▶ Task instructions
Copy out the lines that include the word "Treibersoftware".

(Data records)

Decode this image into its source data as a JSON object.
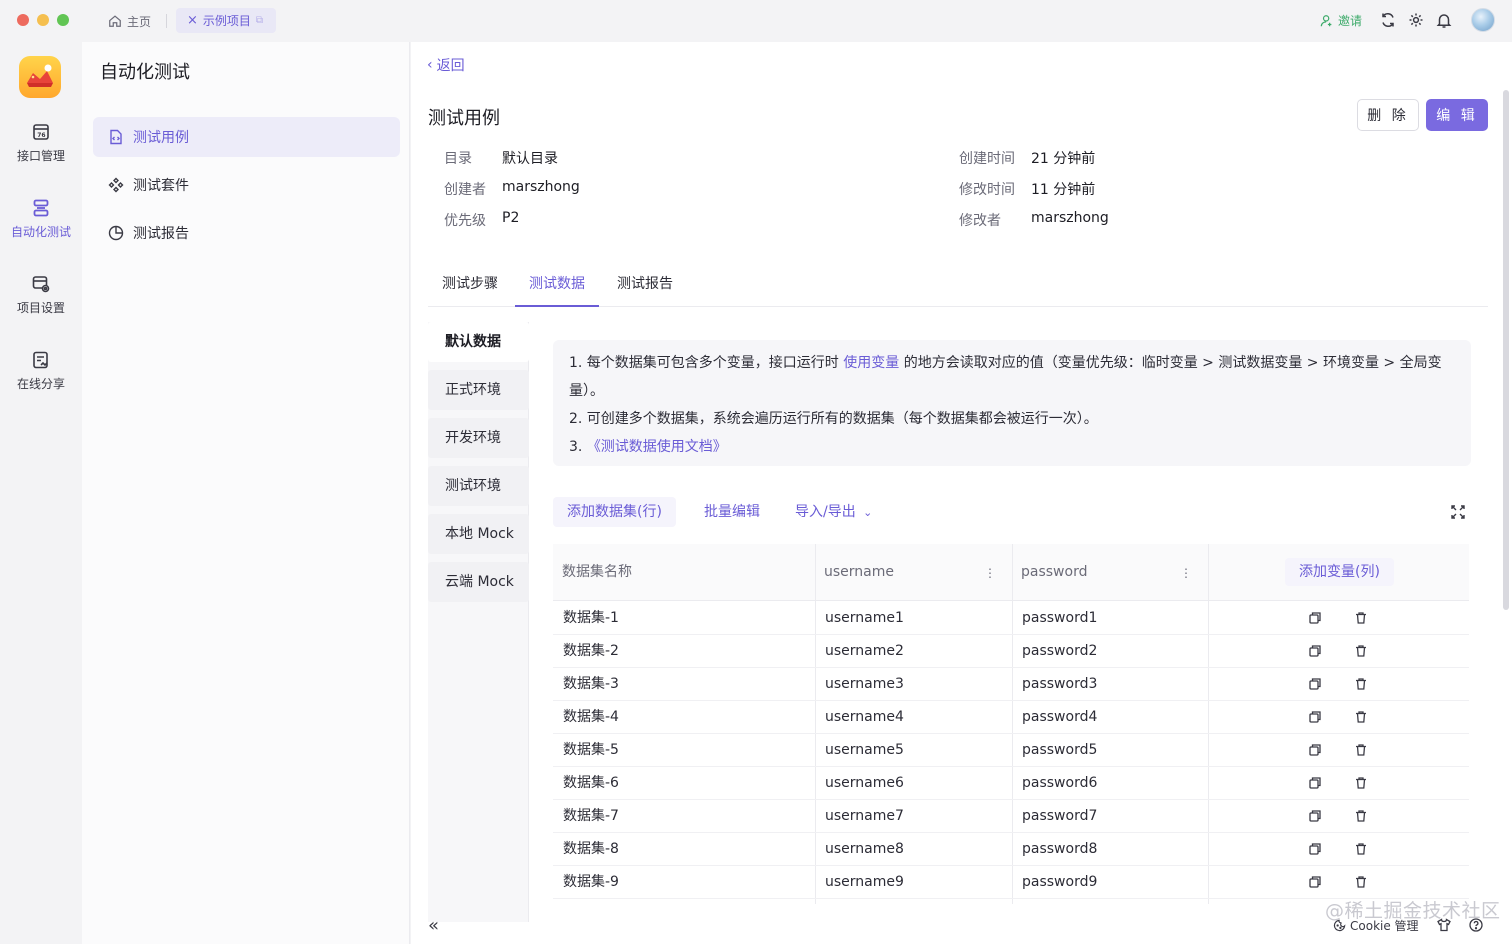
{
  "titlebar": {
    "home_tab": "主页",
    "project_tab": "示例项目",
    "invite": "邀请"
  },
  "leftnav": {
    "items": [
      {
        "label": "接口管理",
        "icon": "api-icon"
      },
      {
        "label": "自动化测试",
        "icon": "automation-icon"
      },
      {
        "label": "项目设置",
        "icon": "settings-icon"
      },
      {
        "label": "在线分享",
        "icon": "share-icon"
      }
    ],
    "active_index": 1
  },
  "secnav": {
    "title": "自动化测试",
    "items": [
      {
        "label": "测试用例",
        "icon": "file-code-icon"
      },
      {
        "label": "测试套件",
        "icon": "suite-icon"
      },
      {
        "label": "测试报告",
        "icon": "pie-chart-icon"
      }
    ]
  },
  "main": {
    "back": "返回",
    "title": "测试用例",
    "delete_label": "删 除",
    "edit_label": "编 辑",
    "meta": {
      "dir_label": "目录",
      "dir": "默认目录",
      "creator_label": "创建者",
      "creator": "marszhong",
      "priority_label": "优先级",
      "priority": "P2",
      "created_label": "创建时间",
      "created": "21 分钟前",
      "modified_label": "修改时间",
      "modified": "11 分钟前",
      "modifier_label": "修改者",
      "modifier": "marszhong"
    },
    "tabs": [
      "测试步骤",
      "测试数据",
      "测试报告"
    ],
    "active_tab": 1,
    "envs": [
      "默认数据",
      "正式环境",
      "开发环境",
      "测试环境",
      "本地 Mock",
      "云端 Mock"
    ],
    "info": {
      "line1_a": "1. 每个数据集可包含多个变量，接口运行时 ",
      "line1_link": "使用变量",
      "line1_b": " 的地方会读取对应的值（变量优先级：临时变量 > 测试数据变量 > 环境变量 > 全局变",
      "line1_c": "量）。",
      "line2": "2. 可创建多个数据集，系统会遍历运行所有的数据集（每个数据集都会被运行一次）。",
      "line3_num": "3. ",
      "line3_link": "《测试数据使用文档》"
    },
    "toolbar": {
      "add_row": "添加数据集(行)",
      "bulk_edit": "批量编辑",
      "import_export": "导入/导出"
    },
    "table": {
      "headers": [
        "数据集名称",
        "username",
        "password"
      ],
      "add_col": "添加变量(列)",
      "rows": [
        [
          "数据集-1",
          "username1",
          "password1"
        ],
        [
          "数据集-2",
          "username2",
          "password2"
        ],
        [
          "数据集-3",
          "username3",
          "password3"
        ],
        [
          "数据集-4",
          "username4",
          "password4"
        ],
        [
          "数据集-5",
          "username5",
          "password5"
        ],
        [
          "数据集-6",
          "username6",
          "password6"
        ],
        [
          "数据集-7",
          "username7",
          "password7"
        ],
        [
          "数据集-8",
          "username8",
          "password8"
        ],
        [
          "数据集-9",
          "username9",
          "password9"
        ]
      ]
    }
  },
  "bottombar": {
    "watermark": "@稀土掘金技术社区",
    "cookie": "Cookie 管理"
  },
  "colors": {
    "accent": "#6a5cd6",
    "button": "#7a6ae0",
    "invite": "#3daa6a"
  }
}
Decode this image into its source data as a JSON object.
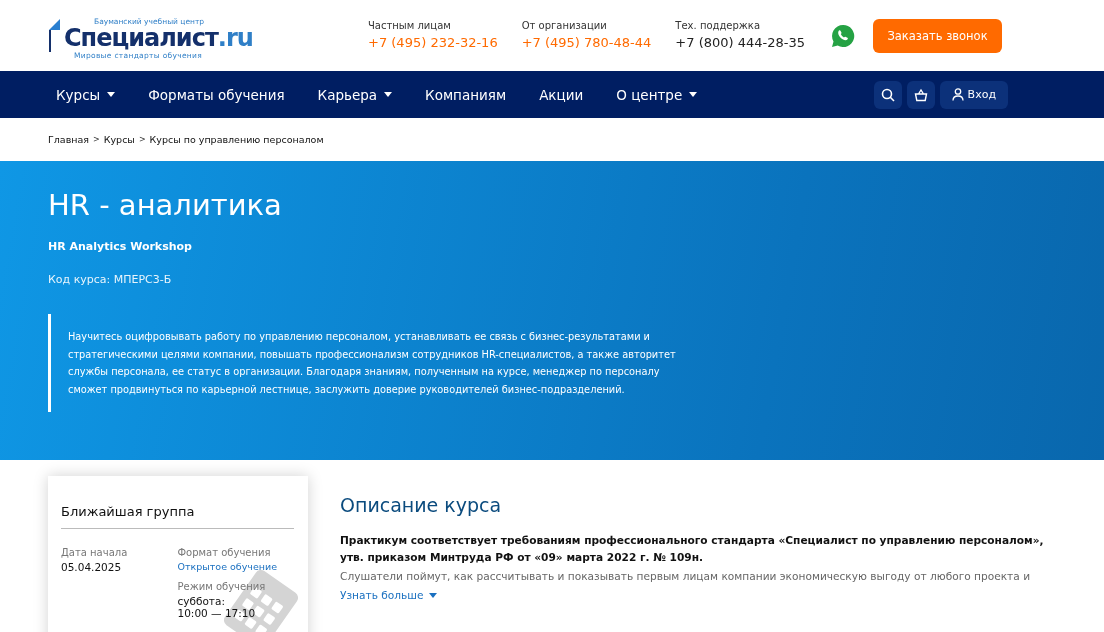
{
  "header": {
    "logo": {
      "tagline_top": "Бауманский учебный центр",
      "brand": "Специалист",
      "suffix": ".ru",
      "tagline_bottom": "Мировые стандарты обучения"
    },
    "contacts": [
      {
        "label": "Частным лицам",
        "phone": "+7 (495) 232-32-16",
        "accent": true
      },
      {
        "label": "От организации",
        "phone": "+7 (495) 780-48-44",
        "accent": true
      },
      {
        "label": "Тех. поддержка",
        "phone": "+7 (800) 444-28-35",
        "accent": false
      }
    ],
    "callback_button": "Заказать звонок"
  },
  "nav": {
    "items": [
      {
        "label": "Курсы",
        "dropdown": true
      },
      {
        "label": "Форматы обучения",
        "dropdown": false
      },
      {
        "label": "Карьера",
        "dropdown": true
      },
      {
        "label": "Компаниям",
        "dropdown": false
      },
      {
        "label": "Акции",
        "dropdown": false
      },
      {
        "label": "О центре",
        "dropdown": true
      }
    ],
    "login": "Вход"
  },
  "breadcrumbs": [
    "Главная",
    "Курсы",
    "Курсы по управлению персоналом"
  ],
  "breadcrumb_separator": ">",
  "hero": {
    "title": "HR - аналитика",
    "subtitle": "HR Analytics Workshop",
    "code": "Код курса: МПЕРС3-Б",
    "description": "Научитесь оцифровывать работу по управлению персоналом, устанавливать ее связь с бизнес-результатами и стратегическими целями компании, повышать профессионализм сотрудников HR-специалистов, а также авторитет службы персонала, ее статус в организации. Благодаря знаниям, полученным на курсе, менеджер по персоналу сможет продвинуться по карьерной лестнице, заслужить доверие руководителей бизнес-подразделений."
  },
  "group_card": {
    "title": "Ближайшая группа",
    "start_label": "Дата начала",
    "start_value": "05.04.2025",
    "format_label": "Формат обучения",
    "format_value": "Открытое обучение",
    "mode_label": "Режим обучения",
    "mode_value": "суббота:",
    "mode_time": "10:00 — 17:10"
  },
  "description": {
    "title": "Описание курса",
    "lead": "Практикум соответствует требованиям профессионального стандарта «Специалист по управлению персоналом», утв. приказом Минтруда РФ от «09» марта 2022 г. № 109н.",
    "text": "Слушатели поймут, как рассчитывать и показывать первым лицам компании экономическую выгоду от любого проекта и",
    "more": "Узнать больше"
  }
}
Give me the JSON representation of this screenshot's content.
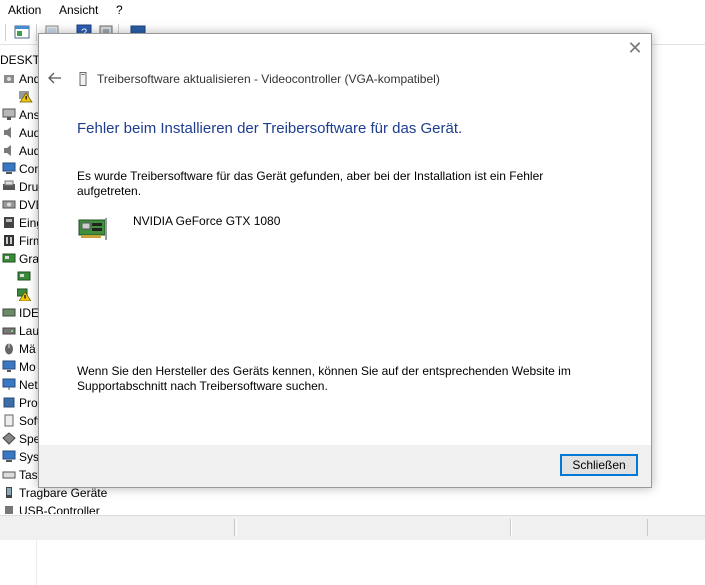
{
  "menu": {
    "items": [
      "Aktion",
      "Ansicht",
      "?"
    ]
  },
  "tree": {
    "root": "DESKTO",
    "items": [
      {
        "label": "And",
        "icon": "audio-input-icon"
      },
      {
        "label": "",
        "icon": "warning-device-icon"
      },
      {
        "label": "Ans",
        "icon": "monitor-adapter-icon"
      },
      {
        "label": "Aud",
        "icon": "speaker-icon"
      },
      {
        "label": "Aud",
        "icon": "speaker-icon"
      },
      {
        "label": "Com",
        "icon": "computer-icon"
      },
      {
        "label": "Dru",
        "icon": "printer-icon"
      },
      {
        "label": "DVD",
        "icon": "disc-drive-icon"
      },
      {
        "label": "Eing",
        "icon": "hid-icon"
      },
      {
        "label": "Firm",
        "icon": "firmware-icon"
      },
      {
        "label": "Gra",
        "icon": "display-adapter-icon"
      },
      {
        "label": "",
        "icon": "gpu-icon"
      },
      {
        "label": "",
        "icon": "gpu-warning-icon"
      },
      {
        "label": "IDE",
        "icon": "ide-icon"
      },
      {
        "label": "Lau",
        "icon": "drive-icon"
      },
      {
        "label": "Mä",
        "icon": "mouse-icon"
      },
      {
        "label": "Mo",
        "icon": "monitor-icon"
      },
      {
        "label": "Net",
        "icon": "network-icon"
      },
      {
        "label": "Pro",
        "icon": "processor-icon"
      },
      {
        "label": "Soft",
        "icon": "software-icon"
      },
      {
        "label": "Spe",
        "icon": "storage-icon"
      },
      {
        "label": "Syst",
        "icon": "system-icon"
      },
      {
        "label": "Tast",
        "icon": "keyboard-icon"
      }
    ],
    "bottom_items": [
      "Tragbare Geräte",
      "USB-Controller"
    ]
  },
  "dialog": {
    "title": "Treibersoftware aktualisieren - Videocontroller (VGA-kompatibel)",
    "heading": "Fehler beim Installieren der Treibersoftware für das Gerät.",
    "message": "Es wurde Treibersoftware für das Gerät gefunden, aber bei der Installation ist ein Fehler aufgetreten.",
    "device_name": "NVIDIA GeForce GTX 1080",
    "hint": "Wenn Sie den Hersteller des Geräts kennen, können Sie auf der entsprechenden Website im Supportabschnitt nach Treibersoftware suchen.",
    "close_button": "Schließen",
    "close_glyph": "✕"
  },
  "colors": {
    "heading": "#1e3d8f",
    "accent": "#0078d7",
    "footer": "#f0f0f0"
  }
}
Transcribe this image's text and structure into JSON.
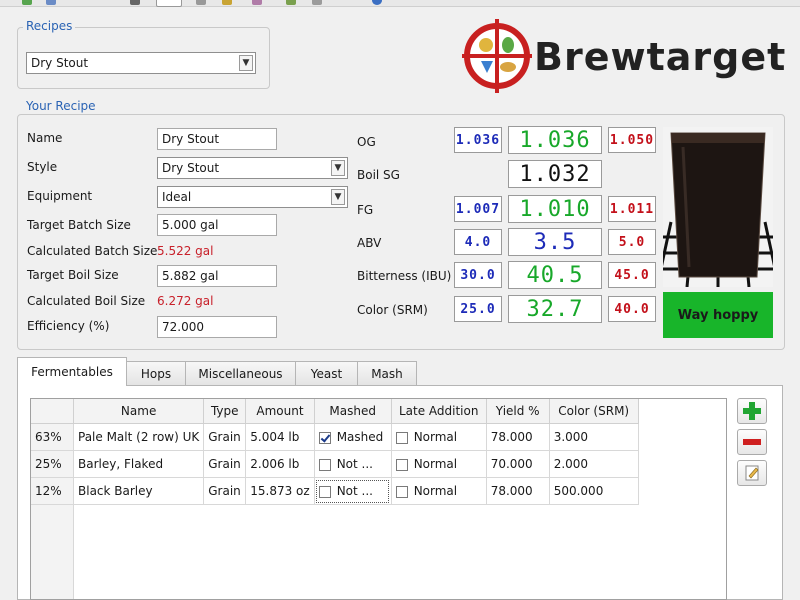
{
  "colors": {
    "accent": "#2a63b4",
    "red_text": "#c8202a",
    "lcd_blue": "#1d2bb8",
    "lcd_green": "#18a82a",
    "lcd_red": "#c3101a",
    "hoppy_bg": "#18b52a"
  },
  "recipes_group": {
    "title": "Recipes",
    "selected": "Dry Stout"
  },
  "logo": {
    "text": "Brewtarget"
  },
  "your_recipe": {
    "title": "Your Recipe",
    "name_label": "Name",
    "name_value": "Dry Stout",
    "style_label": "Style",
    "style_value": "Dry Stout",
    "equipment_label": "Equipment",
    "equipment_value": "Ideal",
    "target_batch_label": "Target Batch Size",
    "target_batch_value": "5.000 gal",
    "calc_batch_label": "Calculated Batch Size",
    "calc_batch_value": "5.522 gal",
    "target_boil_label": "Target Boil Size",
    "target_boil_value": "5.882 gal",
    "calc_boil_label": "Calculated Boil Size",
    "calc_boil_value": "6.272 gal",
    "efficiency_label": "Efficiency (%)",
    "efficiency_value": "72.000"
  },
  "stats": {
    "og": {
      "label": "OG",
      "min": "1.036",
      "value": "1.036",
      "max": "1.050"
    },
    "boil_sg": {
      "label": "Boil SG",
      "value": "1.032"
    },
    "fg": {
      "label": "FG",
      "min": "1.007",
      "value": "1.010",
      "max": "1.011"
    },
    "abv": {
      "label": "ABV",
      "min": "4.0",
      "value": "3.5",
      "max": "5.0"
    },
    "ibu": {
      "label": "Bitterness (IBU)",
      "min": "30.0",
      "value": "40.5",
      "max": "45.0"
    },
    "color": {
      "label": "Color (SRM)",
      "min": "25.0",
      "value": "32.7",
      "max": "40.0"
    }
  },
  "hoppy_badge": "Way hoppy",
  "tabs": [
    "Fermentables",
    "Hops",
    "Miscellaneous",
    "Yeast",
    "Mash"
  ],
  "fermentables": {
    "headers": [
      "Name",
      "Type",
      "Amount",
      "Mashed",
      "Late Addition",
      "Yield %",
      "Color (SRM)"
    ],
    "rows": [
      {
        "pct": "63%",
        "name": "Pale Malt (2 row) UK",
        "type": "Grain",
        "amount": "5.004 lb",
        "mashed_checked": true,
        "mashed": "Mashed",
        "late_checked": false,
        "late": "Normal",
        "yield": "78.000",
        "color": "3.000"
      },
      {
        "pct": "25%",
        "name": "Barley, Flaked",
        "type": "Grain",
        "amount": "2.006 lb",
        "mashed_checked": false,
        "mashed": "Not ...",
        "late_checked": false,
        "late": "Normal",
        "yield": "70.000",
        "color": "2.000"
      },
      {
        "pct": "12%",
        "name": "Black Barley",
        "type": "Grain",
        "amount": "15.873 oz",
        "mashed_checked": false,
        "mashed": "Not ...",
        "late_checked": false,
        "late": "Normal",
        "yield": "78.000",
        "color": "500.000"
      }
    ]
  },
  "icons": {
    "add": "plus-icon",
    "remove": "minus-icon",
    "edit": "edit-icon",
    "logo": "brewtarget-logo-icon",
    "beer": "beer-glass-icon"
  }
}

▶ Completed task
    "title": "Treibersoftware aktualisieren - Videocontroller (VGA-kompatibel)",
    "heading": "Fehler beim Installieren der Treibersoftware für das Gerät.",
    "message": "Es wurde Treibersoftware für das Gerät gefunden, aber bei der Installation ist ein Fehler aufgetreten.",
    "hint": "Wenn Sie den Hersteller des Geräts kennen, können Sie auf der entsprechenden Website im Supportabschnitt nach Treibersoftware suchen.",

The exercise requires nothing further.